Aim
Copy out, word for word, the lines of the items below, starting at the line that has "Patent image size: (1213, 454)." and stopping after the line that has "The barney 25 is at (493, 388).". Include both of those lines and nothing outside them.

Provided entries
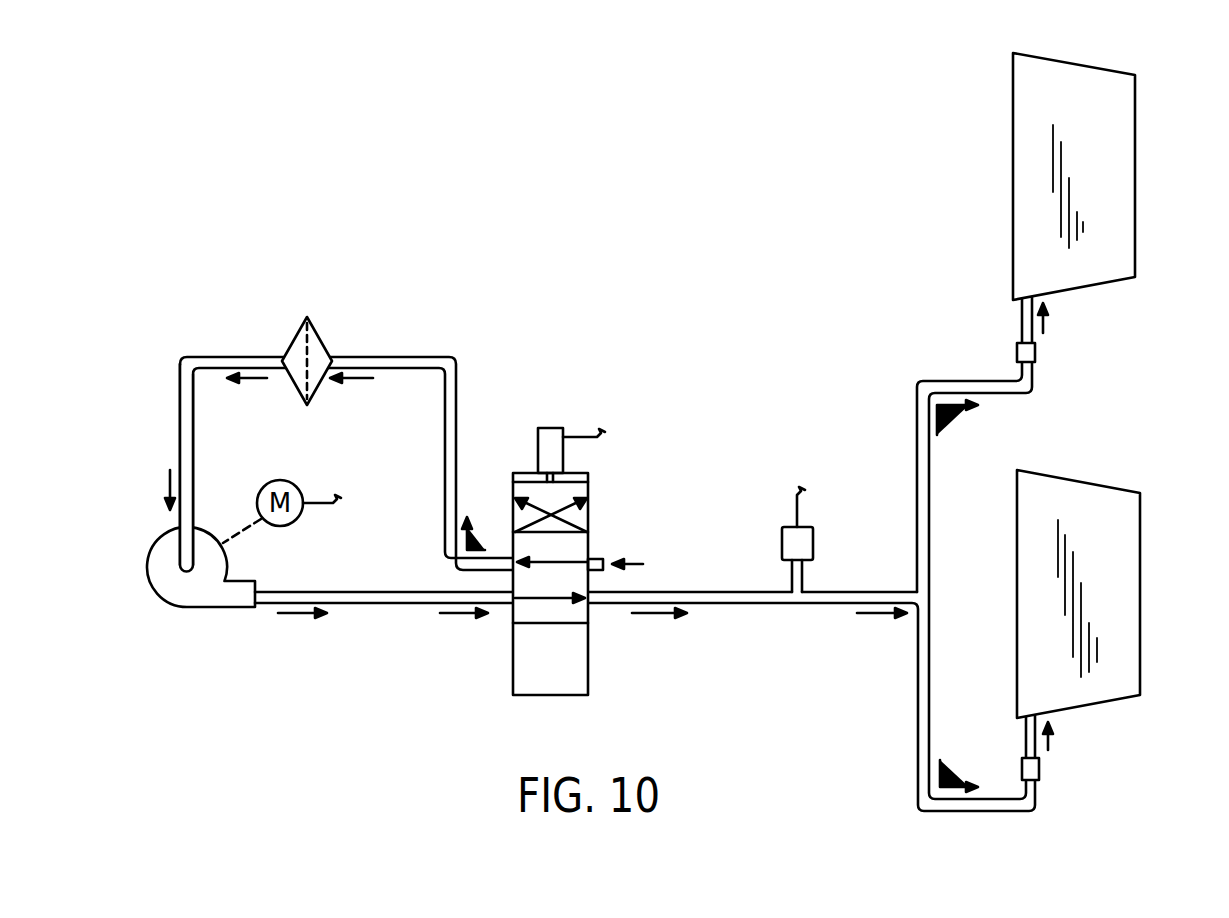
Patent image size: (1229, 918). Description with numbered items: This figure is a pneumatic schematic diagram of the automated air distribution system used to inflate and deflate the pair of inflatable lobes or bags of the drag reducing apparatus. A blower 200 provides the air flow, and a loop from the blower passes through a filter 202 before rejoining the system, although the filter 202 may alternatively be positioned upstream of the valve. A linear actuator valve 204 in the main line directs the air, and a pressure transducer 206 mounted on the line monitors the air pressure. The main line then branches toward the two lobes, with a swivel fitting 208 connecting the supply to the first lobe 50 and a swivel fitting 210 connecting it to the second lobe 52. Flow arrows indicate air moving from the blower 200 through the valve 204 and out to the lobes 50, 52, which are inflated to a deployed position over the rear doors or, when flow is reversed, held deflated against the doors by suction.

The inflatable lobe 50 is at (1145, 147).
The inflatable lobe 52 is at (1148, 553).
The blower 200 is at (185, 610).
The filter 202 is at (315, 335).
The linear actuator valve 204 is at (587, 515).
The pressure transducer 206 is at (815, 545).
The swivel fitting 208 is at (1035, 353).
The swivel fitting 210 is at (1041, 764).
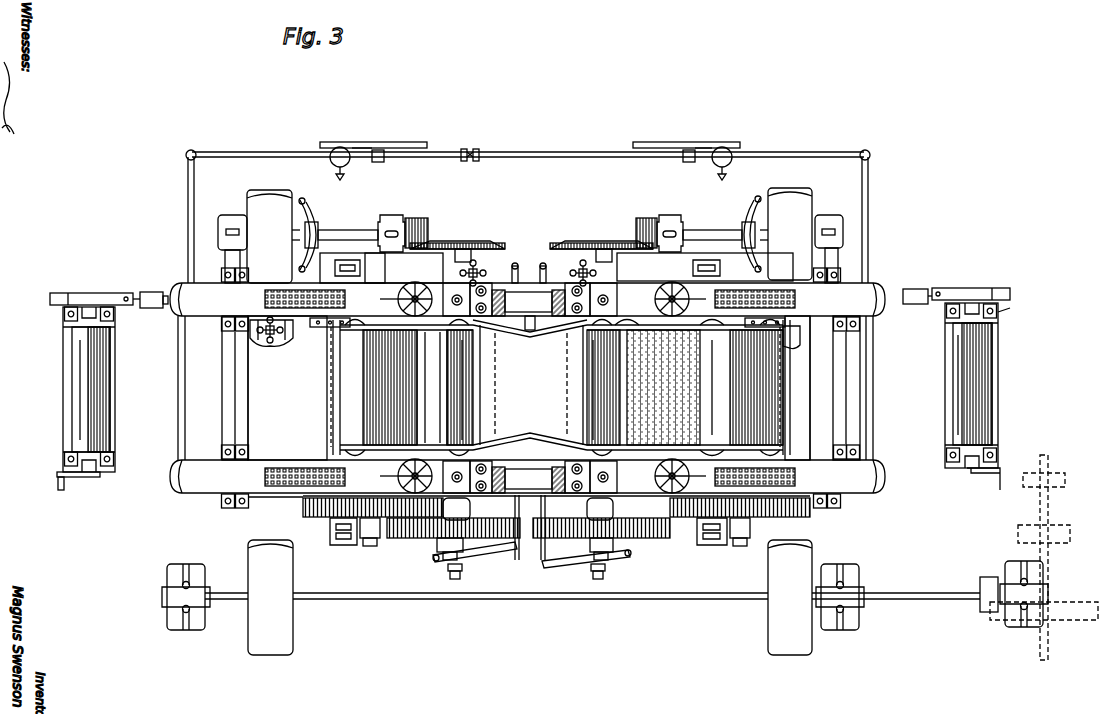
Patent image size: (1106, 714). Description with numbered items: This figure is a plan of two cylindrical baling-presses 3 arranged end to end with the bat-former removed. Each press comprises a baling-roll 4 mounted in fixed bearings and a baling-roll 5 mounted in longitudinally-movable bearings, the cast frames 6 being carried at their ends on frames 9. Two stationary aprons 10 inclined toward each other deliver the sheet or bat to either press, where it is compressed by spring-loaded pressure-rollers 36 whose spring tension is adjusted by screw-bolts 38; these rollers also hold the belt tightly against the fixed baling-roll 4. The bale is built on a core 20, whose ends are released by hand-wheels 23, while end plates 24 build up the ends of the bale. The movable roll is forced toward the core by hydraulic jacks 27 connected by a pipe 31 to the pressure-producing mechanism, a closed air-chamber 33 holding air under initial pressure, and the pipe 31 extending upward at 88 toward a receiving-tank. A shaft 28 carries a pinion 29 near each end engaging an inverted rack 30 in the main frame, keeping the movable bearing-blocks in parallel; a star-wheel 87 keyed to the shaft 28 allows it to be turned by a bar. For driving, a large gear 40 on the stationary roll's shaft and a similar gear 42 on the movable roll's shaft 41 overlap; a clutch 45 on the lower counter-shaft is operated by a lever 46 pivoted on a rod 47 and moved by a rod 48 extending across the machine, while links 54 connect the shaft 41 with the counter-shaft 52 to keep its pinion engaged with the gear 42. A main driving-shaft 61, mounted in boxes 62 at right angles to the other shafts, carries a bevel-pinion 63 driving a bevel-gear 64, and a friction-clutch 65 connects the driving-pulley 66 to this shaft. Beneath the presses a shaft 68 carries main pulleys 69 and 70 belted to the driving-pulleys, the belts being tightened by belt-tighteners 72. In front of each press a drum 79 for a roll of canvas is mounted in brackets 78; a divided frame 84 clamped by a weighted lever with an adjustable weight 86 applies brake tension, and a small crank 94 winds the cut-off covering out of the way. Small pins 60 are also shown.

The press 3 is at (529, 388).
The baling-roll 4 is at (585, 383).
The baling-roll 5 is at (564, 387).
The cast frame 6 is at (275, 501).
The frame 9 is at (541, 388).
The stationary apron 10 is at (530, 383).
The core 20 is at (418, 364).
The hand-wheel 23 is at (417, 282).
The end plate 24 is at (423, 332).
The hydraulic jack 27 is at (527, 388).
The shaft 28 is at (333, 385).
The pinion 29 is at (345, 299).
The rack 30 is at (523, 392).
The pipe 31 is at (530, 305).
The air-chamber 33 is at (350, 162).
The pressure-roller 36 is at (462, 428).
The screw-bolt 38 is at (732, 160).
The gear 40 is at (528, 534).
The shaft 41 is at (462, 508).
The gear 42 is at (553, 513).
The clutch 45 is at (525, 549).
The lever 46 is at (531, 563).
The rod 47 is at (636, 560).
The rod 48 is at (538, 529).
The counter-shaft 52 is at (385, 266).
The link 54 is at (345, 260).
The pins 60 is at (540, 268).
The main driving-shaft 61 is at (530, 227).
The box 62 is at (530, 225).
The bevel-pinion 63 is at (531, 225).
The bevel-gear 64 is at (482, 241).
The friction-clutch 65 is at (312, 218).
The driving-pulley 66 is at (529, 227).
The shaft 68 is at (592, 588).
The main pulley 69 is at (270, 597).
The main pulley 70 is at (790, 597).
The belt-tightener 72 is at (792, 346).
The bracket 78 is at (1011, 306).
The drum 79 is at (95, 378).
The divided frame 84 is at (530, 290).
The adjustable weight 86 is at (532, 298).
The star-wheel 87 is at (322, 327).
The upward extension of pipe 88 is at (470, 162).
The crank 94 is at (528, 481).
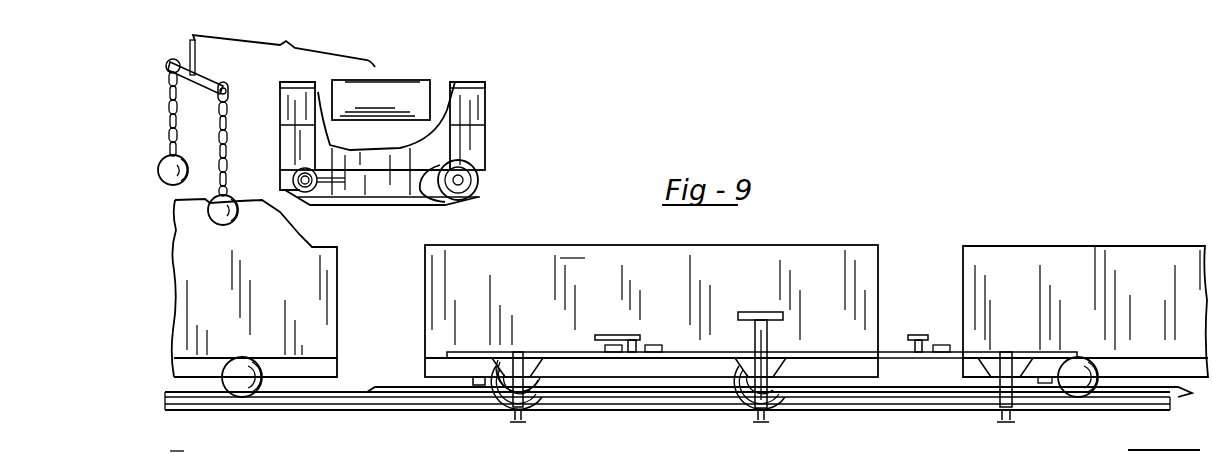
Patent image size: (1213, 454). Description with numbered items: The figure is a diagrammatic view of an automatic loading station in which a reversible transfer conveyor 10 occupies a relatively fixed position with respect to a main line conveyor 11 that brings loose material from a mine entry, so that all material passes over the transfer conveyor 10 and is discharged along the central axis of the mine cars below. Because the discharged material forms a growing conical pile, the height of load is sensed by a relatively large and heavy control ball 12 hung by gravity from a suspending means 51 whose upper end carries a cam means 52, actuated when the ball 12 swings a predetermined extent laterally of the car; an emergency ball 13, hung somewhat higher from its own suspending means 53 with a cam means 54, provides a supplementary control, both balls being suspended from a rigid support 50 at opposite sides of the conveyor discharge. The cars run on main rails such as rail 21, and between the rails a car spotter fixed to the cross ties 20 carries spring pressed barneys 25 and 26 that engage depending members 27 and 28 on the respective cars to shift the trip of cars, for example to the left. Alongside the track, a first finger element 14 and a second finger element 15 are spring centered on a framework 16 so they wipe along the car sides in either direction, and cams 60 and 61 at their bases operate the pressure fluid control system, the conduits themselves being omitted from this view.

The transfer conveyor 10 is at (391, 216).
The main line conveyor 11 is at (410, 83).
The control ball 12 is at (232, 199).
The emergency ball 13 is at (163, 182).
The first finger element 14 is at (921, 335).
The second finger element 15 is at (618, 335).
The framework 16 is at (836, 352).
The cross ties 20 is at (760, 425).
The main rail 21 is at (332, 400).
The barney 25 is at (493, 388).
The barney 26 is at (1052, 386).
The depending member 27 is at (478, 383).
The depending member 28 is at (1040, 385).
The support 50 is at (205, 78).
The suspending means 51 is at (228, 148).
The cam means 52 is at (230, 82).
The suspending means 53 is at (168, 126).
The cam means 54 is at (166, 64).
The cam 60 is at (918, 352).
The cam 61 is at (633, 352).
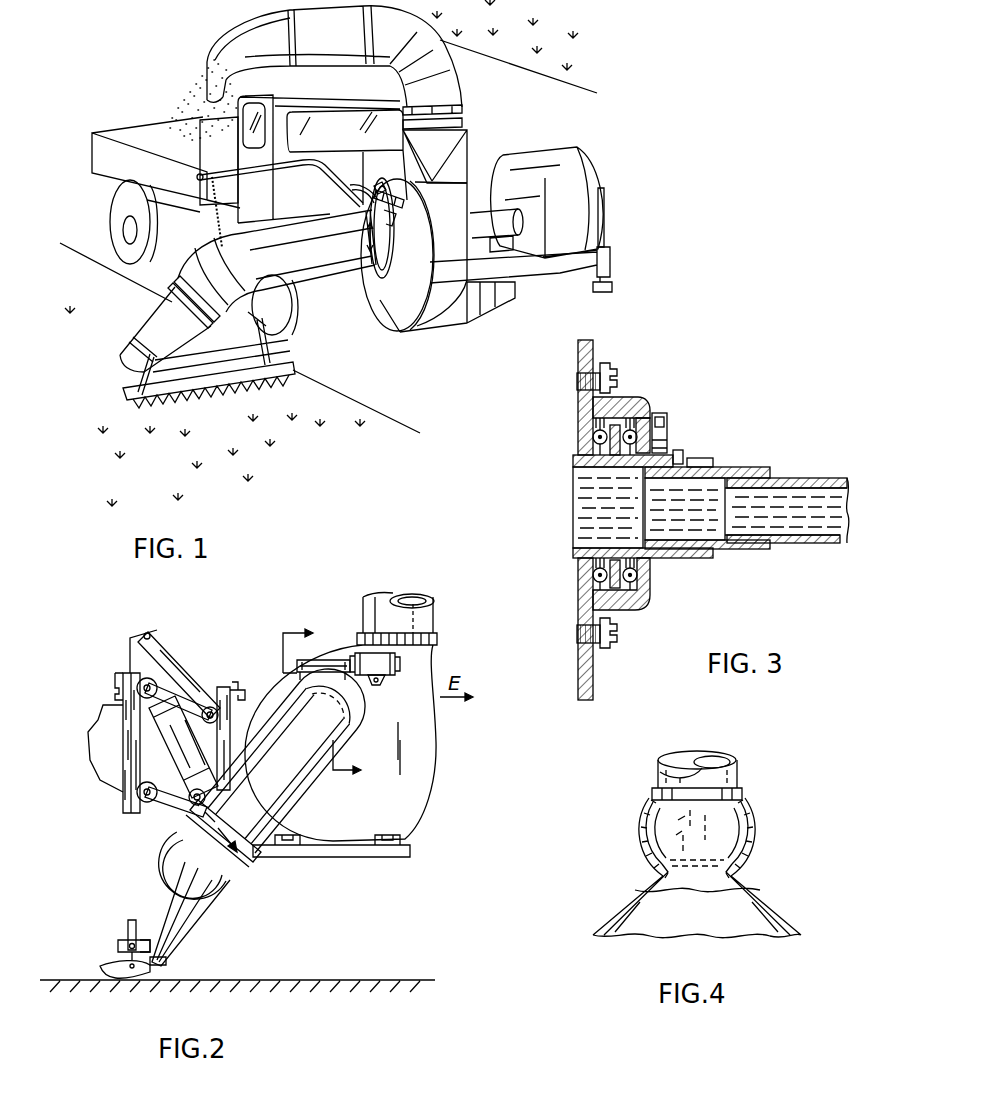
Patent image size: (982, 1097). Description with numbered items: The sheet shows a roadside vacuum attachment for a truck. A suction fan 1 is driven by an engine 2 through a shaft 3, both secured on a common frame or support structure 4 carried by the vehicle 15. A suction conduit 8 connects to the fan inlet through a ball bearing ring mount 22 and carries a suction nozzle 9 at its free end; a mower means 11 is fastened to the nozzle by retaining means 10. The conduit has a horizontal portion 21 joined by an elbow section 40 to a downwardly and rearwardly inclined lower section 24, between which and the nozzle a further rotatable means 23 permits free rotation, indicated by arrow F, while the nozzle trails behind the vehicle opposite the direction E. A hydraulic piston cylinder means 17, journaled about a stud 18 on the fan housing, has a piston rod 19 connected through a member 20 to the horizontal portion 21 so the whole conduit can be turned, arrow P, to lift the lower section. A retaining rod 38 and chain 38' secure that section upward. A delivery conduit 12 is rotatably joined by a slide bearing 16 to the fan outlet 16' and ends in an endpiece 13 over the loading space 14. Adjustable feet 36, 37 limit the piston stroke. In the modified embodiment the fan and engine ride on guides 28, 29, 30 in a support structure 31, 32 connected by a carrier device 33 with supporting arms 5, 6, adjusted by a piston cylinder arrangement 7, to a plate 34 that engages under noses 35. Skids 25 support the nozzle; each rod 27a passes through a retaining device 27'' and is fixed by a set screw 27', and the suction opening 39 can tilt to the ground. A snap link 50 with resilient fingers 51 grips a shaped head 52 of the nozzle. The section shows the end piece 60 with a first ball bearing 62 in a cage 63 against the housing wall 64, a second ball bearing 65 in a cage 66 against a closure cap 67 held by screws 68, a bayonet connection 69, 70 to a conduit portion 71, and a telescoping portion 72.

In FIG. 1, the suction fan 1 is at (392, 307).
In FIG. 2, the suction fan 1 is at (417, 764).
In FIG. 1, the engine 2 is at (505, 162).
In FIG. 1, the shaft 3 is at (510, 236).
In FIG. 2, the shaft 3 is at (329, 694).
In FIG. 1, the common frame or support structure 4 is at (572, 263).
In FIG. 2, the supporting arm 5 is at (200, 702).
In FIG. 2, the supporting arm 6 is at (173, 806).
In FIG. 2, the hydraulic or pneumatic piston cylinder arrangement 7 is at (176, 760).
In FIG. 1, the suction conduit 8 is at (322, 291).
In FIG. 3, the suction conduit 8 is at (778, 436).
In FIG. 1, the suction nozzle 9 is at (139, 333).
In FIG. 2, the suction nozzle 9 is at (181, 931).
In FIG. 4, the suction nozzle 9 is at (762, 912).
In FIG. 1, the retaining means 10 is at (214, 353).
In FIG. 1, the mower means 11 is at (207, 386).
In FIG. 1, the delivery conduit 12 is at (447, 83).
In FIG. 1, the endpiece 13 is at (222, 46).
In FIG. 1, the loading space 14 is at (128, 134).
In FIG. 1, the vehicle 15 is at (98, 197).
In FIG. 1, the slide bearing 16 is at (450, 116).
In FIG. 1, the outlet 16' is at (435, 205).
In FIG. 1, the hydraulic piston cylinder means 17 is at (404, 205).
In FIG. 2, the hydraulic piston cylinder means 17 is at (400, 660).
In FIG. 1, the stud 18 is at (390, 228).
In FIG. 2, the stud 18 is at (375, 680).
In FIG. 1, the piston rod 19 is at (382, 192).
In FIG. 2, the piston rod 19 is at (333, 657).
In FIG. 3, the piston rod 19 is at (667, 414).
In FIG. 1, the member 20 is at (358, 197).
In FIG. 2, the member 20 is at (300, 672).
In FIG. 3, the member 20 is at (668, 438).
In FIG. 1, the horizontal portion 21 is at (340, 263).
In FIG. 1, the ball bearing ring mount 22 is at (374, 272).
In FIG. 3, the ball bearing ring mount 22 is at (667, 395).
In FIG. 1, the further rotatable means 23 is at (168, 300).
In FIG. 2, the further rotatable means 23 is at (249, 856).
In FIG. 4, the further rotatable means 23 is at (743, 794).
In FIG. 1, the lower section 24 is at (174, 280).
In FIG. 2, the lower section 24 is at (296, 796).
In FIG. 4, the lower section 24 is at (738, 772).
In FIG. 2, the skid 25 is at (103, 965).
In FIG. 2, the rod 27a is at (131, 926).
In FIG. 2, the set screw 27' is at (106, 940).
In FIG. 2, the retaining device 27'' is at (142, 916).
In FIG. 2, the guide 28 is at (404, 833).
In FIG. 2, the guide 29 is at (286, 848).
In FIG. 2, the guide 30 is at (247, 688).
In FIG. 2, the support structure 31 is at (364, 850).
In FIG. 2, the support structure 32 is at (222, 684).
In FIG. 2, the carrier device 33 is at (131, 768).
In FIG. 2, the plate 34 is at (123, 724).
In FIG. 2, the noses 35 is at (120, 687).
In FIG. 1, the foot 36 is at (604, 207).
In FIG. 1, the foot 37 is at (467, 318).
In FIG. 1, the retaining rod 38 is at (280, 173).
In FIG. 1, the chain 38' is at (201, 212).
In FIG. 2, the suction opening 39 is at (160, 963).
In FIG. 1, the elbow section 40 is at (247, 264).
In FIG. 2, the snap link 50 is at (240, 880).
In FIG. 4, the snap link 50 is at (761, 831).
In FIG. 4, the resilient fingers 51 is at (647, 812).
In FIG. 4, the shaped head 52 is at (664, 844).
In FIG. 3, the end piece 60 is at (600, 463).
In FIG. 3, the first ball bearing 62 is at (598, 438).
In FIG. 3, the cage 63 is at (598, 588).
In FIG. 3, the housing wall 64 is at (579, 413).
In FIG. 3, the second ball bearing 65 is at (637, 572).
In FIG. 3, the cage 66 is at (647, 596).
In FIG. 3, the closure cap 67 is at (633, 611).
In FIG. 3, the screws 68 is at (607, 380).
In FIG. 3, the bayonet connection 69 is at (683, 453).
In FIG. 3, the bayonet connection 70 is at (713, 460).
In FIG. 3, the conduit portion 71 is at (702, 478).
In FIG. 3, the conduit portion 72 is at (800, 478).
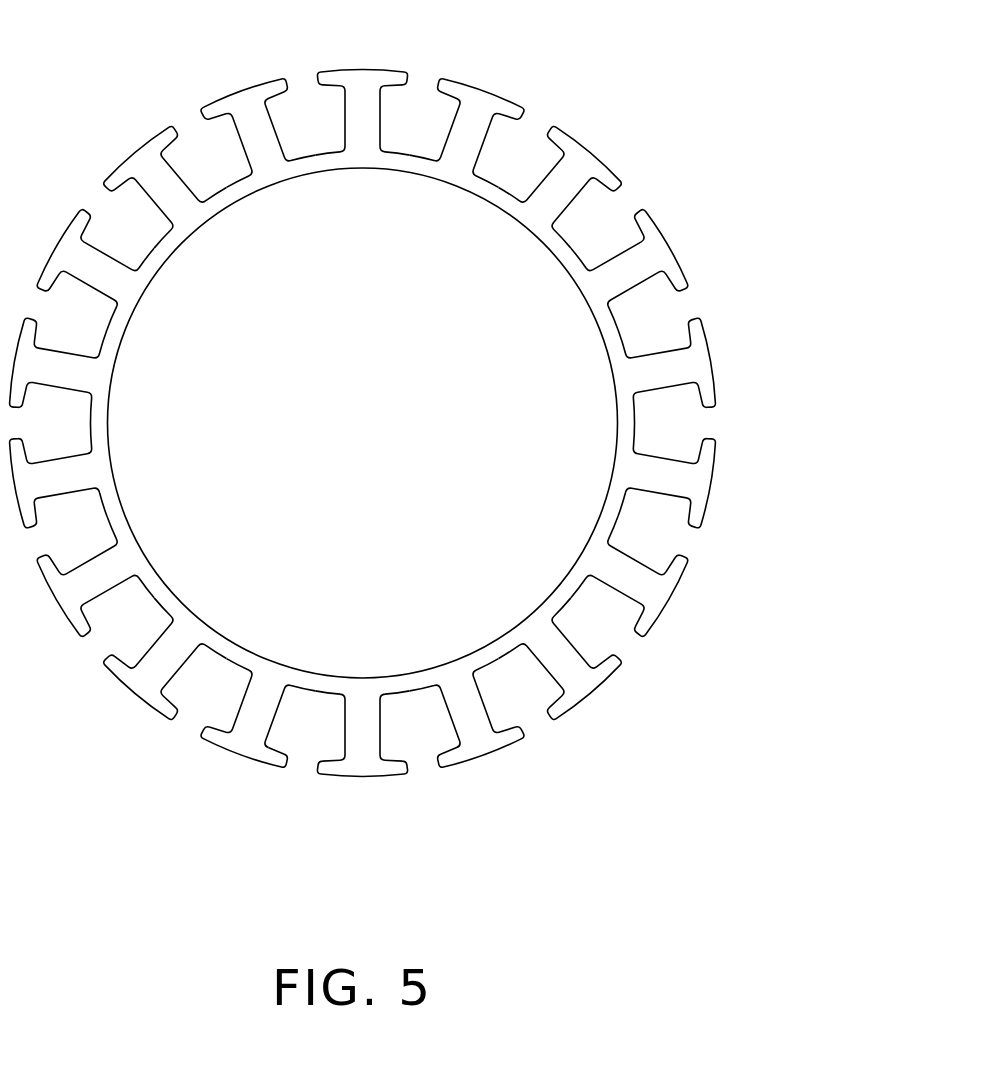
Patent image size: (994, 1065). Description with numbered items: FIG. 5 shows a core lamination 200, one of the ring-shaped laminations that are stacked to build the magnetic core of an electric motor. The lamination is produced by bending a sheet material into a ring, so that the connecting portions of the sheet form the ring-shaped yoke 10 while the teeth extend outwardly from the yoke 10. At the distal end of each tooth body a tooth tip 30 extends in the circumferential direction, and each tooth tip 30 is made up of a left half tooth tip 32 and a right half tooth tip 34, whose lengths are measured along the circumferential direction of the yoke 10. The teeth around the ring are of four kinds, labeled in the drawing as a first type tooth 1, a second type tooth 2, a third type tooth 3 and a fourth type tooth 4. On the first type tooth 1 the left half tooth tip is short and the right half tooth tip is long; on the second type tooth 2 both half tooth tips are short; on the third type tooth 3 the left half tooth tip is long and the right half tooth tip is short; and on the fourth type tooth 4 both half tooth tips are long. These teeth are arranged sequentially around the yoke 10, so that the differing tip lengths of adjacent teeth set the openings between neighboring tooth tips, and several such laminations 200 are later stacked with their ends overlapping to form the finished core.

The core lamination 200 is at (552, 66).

Full output
Patent image size: (1213, 454). Description with numbered items: The figure is a diagrammatic view of an automatic loading station in which a reversible transfer conveyor 10 occupies a relatively fixed position with respect to a main line conveyor 11 that brings loose material from a mine entry, so that all material passes over the transfer conveyor 10 and is discharged along the central axis of the mine cars below. Because the discharged material forms a growing conical pile, the height of load is sensed by a relatively large and heavy control ball 12 hung by gravity from a suspending means 51 whose upper end carries a cam means 52, actuated when the ball 12 swings a predetermined extent laterally of the car; an emergency ball 13, hung somewhat higher from its own suspending means 53 with a cam means 54, provides a supplementary control, both balls being suspended from a rigid support 50 at opposite sides of the conveyor discharge. The cars run on main rails such as rail 21, and between the rails a car spotter fixed to the cross ties 20 carries spring pressed barneys 25 and 26 that engage depending members 27 and 28 on the respective cars to shift the trip of cars, for example to the left. Alongside the track, a first finger element 14 and a second finger element 15 are spring centered on a framework 16 so they wipe along the car sides in either direction, and cams 60 and 61 at their bases operate the pressure fluid control system, the conduits themselves being omitted from this view.

The transfer conveyor 10 is at (391, 216).
The main line conveyor 11 is at (410, 83).
The control ball 12 is at (232, 199).
The emergency ball 13 is at (163, 182).
The first finger element 14 is at (921, 335).
The second finger element 15 is at (618, 335).
The framework 16 is at (836, 352).
The cross ties 20 is at (760, 425).
The main rail 21 is at (332, 400).
The barney 25 is at (493, 388).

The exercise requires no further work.